SUPPLIED INFORMATION
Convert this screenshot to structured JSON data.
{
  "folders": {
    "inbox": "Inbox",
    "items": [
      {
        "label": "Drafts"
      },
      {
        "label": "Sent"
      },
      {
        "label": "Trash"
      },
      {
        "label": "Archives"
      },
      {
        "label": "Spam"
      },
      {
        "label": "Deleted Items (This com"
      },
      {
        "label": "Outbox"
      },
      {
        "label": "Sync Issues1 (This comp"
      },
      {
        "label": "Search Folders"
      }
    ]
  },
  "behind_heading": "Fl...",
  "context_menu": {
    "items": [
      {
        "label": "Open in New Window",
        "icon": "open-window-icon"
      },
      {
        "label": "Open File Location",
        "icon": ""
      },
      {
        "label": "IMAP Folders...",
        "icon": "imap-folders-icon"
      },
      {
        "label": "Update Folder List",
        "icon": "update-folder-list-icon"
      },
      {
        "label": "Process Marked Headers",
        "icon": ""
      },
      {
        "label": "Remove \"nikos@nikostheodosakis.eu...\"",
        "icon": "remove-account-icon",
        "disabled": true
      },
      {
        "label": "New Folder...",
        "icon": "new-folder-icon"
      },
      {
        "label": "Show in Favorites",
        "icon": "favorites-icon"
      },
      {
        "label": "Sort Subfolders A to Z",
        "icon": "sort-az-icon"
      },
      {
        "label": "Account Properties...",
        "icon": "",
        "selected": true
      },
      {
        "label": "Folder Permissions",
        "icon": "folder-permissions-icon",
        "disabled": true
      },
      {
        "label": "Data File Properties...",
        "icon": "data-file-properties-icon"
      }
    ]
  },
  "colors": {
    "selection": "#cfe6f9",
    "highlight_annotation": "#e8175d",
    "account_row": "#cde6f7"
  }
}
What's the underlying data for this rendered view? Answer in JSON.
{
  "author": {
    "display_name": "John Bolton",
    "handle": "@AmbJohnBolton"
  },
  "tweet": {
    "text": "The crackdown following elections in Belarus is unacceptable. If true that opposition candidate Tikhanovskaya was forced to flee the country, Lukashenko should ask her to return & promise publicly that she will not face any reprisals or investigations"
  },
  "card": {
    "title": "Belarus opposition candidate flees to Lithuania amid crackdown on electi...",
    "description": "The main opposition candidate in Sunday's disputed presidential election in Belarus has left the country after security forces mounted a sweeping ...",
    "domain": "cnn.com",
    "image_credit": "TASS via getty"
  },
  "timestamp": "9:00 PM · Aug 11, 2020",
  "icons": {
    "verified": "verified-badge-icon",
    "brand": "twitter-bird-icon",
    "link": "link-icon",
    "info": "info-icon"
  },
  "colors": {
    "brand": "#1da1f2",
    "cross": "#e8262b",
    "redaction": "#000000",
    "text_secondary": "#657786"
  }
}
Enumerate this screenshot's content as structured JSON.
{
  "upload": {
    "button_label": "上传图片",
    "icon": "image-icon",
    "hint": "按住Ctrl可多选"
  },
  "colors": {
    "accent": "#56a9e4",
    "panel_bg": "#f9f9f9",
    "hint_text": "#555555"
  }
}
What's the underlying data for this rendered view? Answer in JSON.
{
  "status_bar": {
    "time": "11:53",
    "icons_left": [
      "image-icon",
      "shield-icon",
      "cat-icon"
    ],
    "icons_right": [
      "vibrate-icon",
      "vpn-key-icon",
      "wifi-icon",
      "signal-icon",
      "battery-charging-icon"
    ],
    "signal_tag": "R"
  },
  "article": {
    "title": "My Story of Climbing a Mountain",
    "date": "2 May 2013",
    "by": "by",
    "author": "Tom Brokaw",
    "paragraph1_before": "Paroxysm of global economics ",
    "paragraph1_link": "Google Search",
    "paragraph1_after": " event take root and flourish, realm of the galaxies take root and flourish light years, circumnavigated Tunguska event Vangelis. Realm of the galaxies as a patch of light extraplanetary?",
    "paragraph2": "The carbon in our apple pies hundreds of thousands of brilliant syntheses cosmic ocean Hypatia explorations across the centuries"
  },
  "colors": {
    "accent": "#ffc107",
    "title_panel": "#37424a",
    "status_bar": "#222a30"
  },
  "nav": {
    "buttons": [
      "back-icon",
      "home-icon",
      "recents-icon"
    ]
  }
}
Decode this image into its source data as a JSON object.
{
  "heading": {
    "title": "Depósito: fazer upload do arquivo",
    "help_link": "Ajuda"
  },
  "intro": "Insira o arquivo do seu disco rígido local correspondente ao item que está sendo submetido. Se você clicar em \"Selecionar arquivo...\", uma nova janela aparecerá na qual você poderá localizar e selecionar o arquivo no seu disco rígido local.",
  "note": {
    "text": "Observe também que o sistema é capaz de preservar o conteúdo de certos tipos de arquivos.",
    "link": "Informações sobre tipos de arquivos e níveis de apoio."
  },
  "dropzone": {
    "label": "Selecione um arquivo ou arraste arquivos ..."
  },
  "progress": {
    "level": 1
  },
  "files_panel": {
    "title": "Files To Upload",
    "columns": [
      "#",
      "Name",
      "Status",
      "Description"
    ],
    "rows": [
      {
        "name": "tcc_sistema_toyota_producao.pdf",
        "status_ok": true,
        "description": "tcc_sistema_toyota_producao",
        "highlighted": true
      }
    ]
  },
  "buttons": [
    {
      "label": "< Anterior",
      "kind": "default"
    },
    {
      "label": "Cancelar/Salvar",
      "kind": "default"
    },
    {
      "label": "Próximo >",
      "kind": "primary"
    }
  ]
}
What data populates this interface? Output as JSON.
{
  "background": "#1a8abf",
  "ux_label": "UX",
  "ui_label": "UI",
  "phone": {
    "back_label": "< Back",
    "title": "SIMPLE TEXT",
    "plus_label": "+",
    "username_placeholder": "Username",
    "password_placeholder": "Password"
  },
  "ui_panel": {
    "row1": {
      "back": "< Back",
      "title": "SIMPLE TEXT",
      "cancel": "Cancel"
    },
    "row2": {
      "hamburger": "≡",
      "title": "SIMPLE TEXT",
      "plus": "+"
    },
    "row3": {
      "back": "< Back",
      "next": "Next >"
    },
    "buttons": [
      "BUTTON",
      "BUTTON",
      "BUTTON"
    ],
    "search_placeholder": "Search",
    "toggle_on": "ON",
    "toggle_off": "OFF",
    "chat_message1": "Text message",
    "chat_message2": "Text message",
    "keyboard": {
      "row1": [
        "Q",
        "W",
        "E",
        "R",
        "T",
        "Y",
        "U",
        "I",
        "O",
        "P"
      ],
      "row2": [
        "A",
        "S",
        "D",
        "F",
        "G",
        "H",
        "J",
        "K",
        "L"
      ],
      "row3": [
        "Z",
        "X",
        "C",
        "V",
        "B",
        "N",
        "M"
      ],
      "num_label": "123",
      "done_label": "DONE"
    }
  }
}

TASK REQUIREMENTS
Write out all the entries exactly.

TASK OUTPUT
Convert this screenshot to structured JSON data.
{
  "folders": {
    "inbox": "Inbox",
    "items": [
      {
        "label": "Drafts"
      },
      {
        "label": "Sent"
      },
      {
        "label": "Trash"
      },
      {
        "label": "Archives"
      },
      {
        "label": "Spam"
      },
      {
        "label": "Deleted Items (This com"
      },
      {
        "label": "Outbox"
      },
      {
        "label": "Sync Issues1 (This comp"
      },
      {
        "label": "Search Folders"
      }
    ]
  },
  "behind_heading": "Fl...",
  "context_menu": {
    "items": [
      {
        "label": "Open in New Window",
        "icon": "open-window-icon"
      },
      {
        "label": "Open File Location",
        "icon": ""
      },
      {
        "label": "IMAP Folders...",
        "icon": "imap-folders-icon"
      },
      {
        "label": "Update Folder List",
        "icon": "update-folder-list-icon"
      },
      {
        "label": "Process Marked Headers",
        "icon": ""
      },
      {
        "label": "Remove \"nikos@nikostheodosakis.eu...\"",
        "icon": "remove-account-icon",
        "disabled": true
      },
      {
        "label": "New Folder...",
        "icon": "new-folder-icon"
      },
      {
        "label": "Show in Favorites",
        "icon": "favorites-icon"
      },
      {
        "label": "Sort Subfolders A to Z",
        "icon": "sort-az-icon"
      },
      {
        "label": "Account Properties...",
        "icon": "",
        "selected": true
      },
      {
        "label": "Folder Permissions",
        "icon": "folder-permissions-icon",
        "disabled": true
      },
      {
        "label": "Data File Properties...",
        "icon": "data-file-properties-icon"
      }
    ]
  },
  "colors": {
    "selection": "#cfe6f9",
    "highlight_annotation": "#e8175d",
    "account_row": "#cde6f7"
  }
}
What's the underlying data for this rendered view? Answer in JSON.
{
  "author": {
    "display_name": "John Bolton",
    "handle": "@AmbJohnBolton"
  },
  "tweet": {
    "text": "The crackdown following elections in Belarus is unacceptable. If true that opposition candidate Tikhanovskaya was forced to flee the country, Lukashenko should ask her to return & promise publicly that she will not face any reprisals or investigations"
  },
  "card": {
    "title": "Belarus opposition candidate flees to Lithuania amid crackdown on electi...",
    "description": "The main opposition candidate in Sunday's disputed presidential election in Belarus has left the country after security forces mounted a sweeping ...",
    "domain": "cnn.com",
    "image_credit": "TASS via getty"
  },
  "timestamp": "9:00 PM · Aug 11, 2020",
  "icons": {
    "verified": "verified-badge-icon",
    "brand": "twitter-bird-icon",
    "link": "link-icon",
    "info": "info-icon"
  },
  "colors": {
    "brand": "#1da1f2",
    "cross": "#e8262b",
    "redaction": "#000000",
    "text_secondary": "#657786"
  }
}
Enumerate this screenshot's content as structured JSON.
{
  "upload": {
    "button_label": "上传图片",
    "icon": "image-icon",
    "hint": "按住Ctrl可多选"
  },
  "colors": {
    "accent": "#56a9e4",
    "panel_bg": "#f9f9f9",
    "hint_text": "#555555"
  }
}
What's the underlying data for this rendered view? Answer in JSON.
{
  "status_bar": {
    "time": "11:53",
    "icons_left": [
      "image-icon",
      "shield-icon",
      "cat-icon"
    ],
    "icons_right": [
      "vibrate-icon",
      "vpn-key-icon",
      "wifi-icon",
      "signal-icon",
      "battery-charging-icon"
    ],
    "signal_tag": "R"
  },
  "article": {
    "title": "My Story of Climbing a Mountain",
    "date": "2 May 2013",
    "by": "by",
    "author": "Tom Brokaw",
    "paragraph1_before": "Paroxysm of global economics ",
    "paragraph1_link": "Google Search",
    "paragraph1_after": " event take root and flourish, realm of the galaxies take root and flourish light years, circumnavigated Tunguska event Vangelis. Realm of the galaxies as a patch of light extraplanetary?",
    "paragraph2": "The carbon in our apple pies hundreds of thousands of brilliant syntheses cosmic ocean Hypatia explorations across the centuries"
  },
  "colors": {
    "accent": "#ffc107",
    "title_panel": "#37424a",
    "status_bar": "#222a30"
  },
  "nav": {
    "buttons": [
      "back-icon",
      "home-icon",
      "recents-icon"
    ]
  }
}
Decode this image into its source data as a JSON object.
{
  "heading": {
    "title": "Depósito: fazer upload do arquivo",
    "help_link": "Ajuda"
  },
  "intro": "Insira o arquivo do seu disco rígido local correspondente ao item que está sendo submetido. Se você clicar em \"Selecionar arquivo...\", uma nova janela aparecerá na qual você poderá localizar e selecionar o arquivo no seu disco rígido local.",
  "note": {
    "text": "Observe também que o sistema é capaz de preservar o conteúdo de certos tipos de arquivos.",
    "link": "Informações sobre tipos de arquivos e níveis de apoio."
  },
  "dropzone": {
    "label": "Selecione um arquivo ou arraste arquivos ..."
  },
  "progress": {
    "level": 1
  },
  "files_panel": {
    "title": "Files To Upload",
    "columns": [
      "#",
      "Name",
      "Status",
      "Description"
    ],
    "rows": [
      {
        "name": "tcc_sistema_toyota_producao.pdf",
        "status_ok": true,
        "description": "tcc_sistema_toyota_producao",
        "highlighted": true
      }
    ]
  },
  "buttons": [
    {
      "label": "< Anterior",
      "kind": "default"
    },
    {
      "label": "Cancelar/Salvar",
      "kind": "default"
    },
    {
      "label": "Próximo >",
      "kind": "primary"
    }
  ]
}
What data populates this interface? Output as JSON.
{
  "background": "#1a8abf",
  "ux_label": "UX",
  "ui_label": "UI",
  "phone": {
    "back_label": "< Back",
    "title": "SIMPLE TEXT",
    "plus_label": "+",
    "username_placeholder": "Username",
    "password_placeholder": "Password"
  },
  "ui_panel": {
    "row1": {
      "back": "< Back",
      "title": "SIMPLE TEXT",
      "cancel": "Cancel"
    },
    "row2": {
      "hamburger": "≡",
      "title": "SIMPLE TEXT",
      "plus": "+"
    },
    "row3": {
      "back": "< Back",
      "next": "Next >"
    },
    "buttons": [
      "BUTTON",
      "BUTTON",
      "BUTTON"
    ],
    "search_placeholder": "Search",
    "toggle_on": "ON",
    "toggle_off": "OFF",
    "chat_message1": "Text message",
    "chat_message2": "Text message",
    "keyboard": {
      "row1": [
        "Q",
        "W",
        "E",
        "R",
        "T",
        "Y",
        "U",
        "I",
        "O",
        "P"
      ],
      "row2": [
        "A",
        "S",
        "D",
        "F",
        "G",
        "H",
        "J",
        "K",
        "L"
      ],
      "row3": [
        "Z",
        "X",
        "C",
        "V",
        "B",
        "N",
        "M"
      ],
      "num_label": "123",
      "done_label": "DONE"
    }
  }
}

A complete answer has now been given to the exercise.